* [Aim]: Report the count of lines below in which the string "name" occurs; include nothing else.

Records about charts and figures
........

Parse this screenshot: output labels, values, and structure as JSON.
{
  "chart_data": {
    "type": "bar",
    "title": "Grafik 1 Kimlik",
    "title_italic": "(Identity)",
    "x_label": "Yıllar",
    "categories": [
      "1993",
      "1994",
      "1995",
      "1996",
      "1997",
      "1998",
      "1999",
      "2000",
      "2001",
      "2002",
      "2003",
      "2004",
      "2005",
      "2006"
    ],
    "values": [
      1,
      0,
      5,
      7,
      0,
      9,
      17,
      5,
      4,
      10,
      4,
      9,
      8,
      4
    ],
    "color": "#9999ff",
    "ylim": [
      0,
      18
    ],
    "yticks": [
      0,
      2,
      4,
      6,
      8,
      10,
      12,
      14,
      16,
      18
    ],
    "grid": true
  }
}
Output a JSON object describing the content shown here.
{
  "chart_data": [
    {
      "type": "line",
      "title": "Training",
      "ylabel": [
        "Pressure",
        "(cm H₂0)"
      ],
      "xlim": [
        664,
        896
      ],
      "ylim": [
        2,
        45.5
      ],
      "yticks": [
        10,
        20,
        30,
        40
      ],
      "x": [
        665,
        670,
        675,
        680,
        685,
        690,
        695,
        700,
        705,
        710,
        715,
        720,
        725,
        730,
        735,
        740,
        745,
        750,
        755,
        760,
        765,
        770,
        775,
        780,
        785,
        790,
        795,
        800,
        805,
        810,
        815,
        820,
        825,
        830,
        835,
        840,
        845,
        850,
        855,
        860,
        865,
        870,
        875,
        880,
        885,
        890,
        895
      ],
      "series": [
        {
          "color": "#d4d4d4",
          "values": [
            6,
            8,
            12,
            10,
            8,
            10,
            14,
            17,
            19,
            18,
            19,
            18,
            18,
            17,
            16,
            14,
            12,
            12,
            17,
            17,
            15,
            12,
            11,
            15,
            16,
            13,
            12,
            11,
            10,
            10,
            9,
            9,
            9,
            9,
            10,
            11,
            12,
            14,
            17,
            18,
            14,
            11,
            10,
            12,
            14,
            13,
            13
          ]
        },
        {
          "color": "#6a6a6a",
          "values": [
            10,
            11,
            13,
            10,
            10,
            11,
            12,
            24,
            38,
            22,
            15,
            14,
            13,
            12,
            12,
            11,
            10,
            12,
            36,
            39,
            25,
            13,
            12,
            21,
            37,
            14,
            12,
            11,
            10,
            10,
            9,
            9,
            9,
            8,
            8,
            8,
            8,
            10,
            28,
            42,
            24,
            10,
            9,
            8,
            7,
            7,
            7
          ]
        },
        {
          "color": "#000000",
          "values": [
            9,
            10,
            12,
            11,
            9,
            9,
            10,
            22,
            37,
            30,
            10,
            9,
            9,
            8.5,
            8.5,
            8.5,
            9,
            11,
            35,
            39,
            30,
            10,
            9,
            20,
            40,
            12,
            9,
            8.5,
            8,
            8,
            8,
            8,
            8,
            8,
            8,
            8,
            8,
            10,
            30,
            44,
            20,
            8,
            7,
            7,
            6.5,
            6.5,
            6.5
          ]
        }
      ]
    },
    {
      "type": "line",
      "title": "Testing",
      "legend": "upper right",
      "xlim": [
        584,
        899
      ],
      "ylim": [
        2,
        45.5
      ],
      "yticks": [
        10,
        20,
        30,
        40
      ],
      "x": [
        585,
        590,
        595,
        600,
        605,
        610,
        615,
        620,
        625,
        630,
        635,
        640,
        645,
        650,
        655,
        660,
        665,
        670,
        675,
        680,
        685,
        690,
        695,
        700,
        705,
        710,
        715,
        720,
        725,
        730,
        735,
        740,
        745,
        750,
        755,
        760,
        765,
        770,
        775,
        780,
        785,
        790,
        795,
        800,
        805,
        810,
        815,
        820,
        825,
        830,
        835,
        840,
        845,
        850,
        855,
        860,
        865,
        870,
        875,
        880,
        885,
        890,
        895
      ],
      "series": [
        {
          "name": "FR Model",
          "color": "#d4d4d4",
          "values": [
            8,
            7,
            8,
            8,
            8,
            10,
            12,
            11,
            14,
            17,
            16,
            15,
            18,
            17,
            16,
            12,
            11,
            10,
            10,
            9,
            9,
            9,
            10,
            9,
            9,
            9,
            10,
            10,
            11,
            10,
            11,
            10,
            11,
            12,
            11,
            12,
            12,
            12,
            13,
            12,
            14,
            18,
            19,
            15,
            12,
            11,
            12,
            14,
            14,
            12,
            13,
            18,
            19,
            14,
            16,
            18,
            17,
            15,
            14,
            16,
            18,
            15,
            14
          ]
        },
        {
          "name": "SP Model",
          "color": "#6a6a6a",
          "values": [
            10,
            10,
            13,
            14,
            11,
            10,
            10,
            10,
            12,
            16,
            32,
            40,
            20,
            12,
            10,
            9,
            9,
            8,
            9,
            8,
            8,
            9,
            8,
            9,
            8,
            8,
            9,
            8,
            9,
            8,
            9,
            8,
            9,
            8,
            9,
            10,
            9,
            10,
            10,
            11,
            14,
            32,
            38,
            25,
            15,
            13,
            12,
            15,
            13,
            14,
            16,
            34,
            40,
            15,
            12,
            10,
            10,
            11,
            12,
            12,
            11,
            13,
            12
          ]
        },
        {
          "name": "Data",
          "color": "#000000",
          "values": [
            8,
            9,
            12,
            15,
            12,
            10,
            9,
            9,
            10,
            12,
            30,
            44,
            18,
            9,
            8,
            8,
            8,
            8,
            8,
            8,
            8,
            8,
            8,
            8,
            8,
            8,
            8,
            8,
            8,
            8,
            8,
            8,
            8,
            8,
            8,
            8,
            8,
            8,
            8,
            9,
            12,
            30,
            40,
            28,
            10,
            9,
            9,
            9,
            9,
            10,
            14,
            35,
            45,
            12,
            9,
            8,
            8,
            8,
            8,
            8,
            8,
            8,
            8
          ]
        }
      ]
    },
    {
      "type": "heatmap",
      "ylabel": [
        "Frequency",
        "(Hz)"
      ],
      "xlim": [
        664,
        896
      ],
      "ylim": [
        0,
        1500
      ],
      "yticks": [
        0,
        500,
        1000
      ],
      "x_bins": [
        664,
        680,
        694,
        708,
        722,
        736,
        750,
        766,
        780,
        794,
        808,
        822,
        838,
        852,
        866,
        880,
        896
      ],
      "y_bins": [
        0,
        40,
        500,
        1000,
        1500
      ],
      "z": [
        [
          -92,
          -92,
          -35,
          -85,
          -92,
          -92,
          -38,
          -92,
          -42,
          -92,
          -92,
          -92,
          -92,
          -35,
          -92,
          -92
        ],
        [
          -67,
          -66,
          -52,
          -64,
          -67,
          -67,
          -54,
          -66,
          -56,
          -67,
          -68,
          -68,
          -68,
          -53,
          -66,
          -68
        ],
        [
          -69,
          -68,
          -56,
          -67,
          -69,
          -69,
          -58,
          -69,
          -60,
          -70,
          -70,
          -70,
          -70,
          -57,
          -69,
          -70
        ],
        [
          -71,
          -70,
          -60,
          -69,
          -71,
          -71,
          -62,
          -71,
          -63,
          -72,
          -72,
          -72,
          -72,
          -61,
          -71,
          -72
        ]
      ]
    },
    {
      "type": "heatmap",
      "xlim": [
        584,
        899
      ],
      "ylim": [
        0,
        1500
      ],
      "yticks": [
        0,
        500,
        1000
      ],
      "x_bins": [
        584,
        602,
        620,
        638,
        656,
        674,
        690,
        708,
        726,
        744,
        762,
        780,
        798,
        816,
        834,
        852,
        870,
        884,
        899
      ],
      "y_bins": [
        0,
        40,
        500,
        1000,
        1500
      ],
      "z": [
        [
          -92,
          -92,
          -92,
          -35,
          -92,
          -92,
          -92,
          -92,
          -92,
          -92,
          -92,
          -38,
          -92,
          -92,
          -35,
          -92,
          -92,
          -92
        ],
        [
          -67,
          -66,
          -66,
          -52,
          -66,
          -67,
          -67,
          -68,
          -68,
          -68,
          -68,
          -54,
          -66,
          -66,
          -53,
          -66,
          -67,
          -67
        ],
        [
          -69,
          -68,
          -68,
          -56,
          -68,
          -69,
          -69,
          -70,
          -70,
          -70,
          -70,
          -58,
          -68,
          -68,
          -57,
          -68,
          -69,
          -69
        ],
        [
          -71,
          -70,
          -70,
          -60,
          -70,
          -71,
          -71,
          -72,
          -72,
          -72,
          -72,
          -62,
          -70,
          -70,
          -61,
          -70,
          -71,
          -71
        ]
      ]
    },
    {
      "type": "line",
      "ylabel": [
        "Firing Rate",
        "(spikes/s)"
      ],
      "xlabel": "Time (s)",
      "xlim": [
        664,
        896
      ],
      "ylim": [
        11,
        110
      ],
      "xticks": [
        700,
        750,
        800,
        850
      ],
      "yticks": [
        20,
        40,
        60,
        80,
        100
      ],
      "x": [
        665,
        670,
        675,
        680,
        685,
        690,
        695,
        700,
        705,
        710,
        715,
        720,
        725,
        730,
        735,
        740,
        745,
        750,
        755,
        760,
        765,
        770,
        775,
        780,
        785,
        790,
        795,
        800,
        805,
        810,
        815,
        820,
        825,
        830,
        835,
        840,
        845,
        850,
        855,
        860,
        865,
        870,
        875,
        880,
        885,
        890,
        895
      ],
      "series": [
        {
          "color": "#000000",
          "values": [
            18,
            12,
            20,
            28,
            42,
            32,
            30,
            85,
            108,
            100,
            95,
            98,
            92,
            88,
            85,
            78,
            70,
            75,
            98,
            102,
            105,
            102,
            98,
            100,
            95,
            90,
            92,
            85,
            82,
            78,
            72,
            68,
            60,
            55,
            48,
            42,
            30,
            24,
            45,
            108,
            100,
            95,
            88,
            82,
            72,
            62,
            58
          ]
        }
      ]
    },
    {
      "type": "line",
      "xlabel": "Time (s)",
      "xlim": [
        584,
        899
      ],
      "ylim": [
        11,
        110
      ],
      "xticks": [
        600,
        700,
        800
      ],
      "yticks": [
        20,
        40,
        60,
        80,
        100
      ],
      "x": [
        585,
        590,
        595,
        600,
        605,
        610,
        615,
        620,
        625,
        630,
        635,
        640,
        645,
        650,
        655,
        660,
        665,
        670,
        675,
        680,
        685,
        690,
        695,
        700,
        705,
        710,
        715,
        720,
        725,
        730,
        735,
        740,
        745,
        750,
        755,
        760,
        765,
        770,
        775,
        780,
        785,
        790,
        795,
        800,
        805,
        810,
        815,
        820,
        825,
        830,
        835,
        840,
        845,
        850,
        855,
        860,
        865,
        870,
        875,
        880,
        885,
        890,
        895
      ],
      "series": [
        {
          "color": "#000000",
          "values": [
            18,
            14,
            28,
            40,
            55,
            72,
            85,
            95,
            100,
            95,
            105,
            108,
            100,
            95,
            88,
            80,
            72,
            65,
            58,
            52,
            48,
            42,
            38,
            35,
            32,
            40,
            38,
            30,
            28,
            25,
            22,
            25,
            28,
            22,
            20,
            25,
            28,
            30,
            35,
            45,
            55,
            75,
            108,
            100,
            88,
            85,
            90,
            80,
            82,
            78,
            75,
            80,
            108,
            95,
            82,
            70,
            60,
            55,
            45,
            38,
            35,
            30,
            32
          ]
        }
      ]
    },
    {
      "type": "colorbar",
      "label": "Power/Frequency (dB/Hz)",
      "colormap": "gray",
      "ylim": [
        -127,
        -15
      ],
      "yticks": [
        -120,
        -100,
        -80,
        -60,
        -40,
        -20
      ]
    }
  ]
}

........

* [Solved exercise]: 3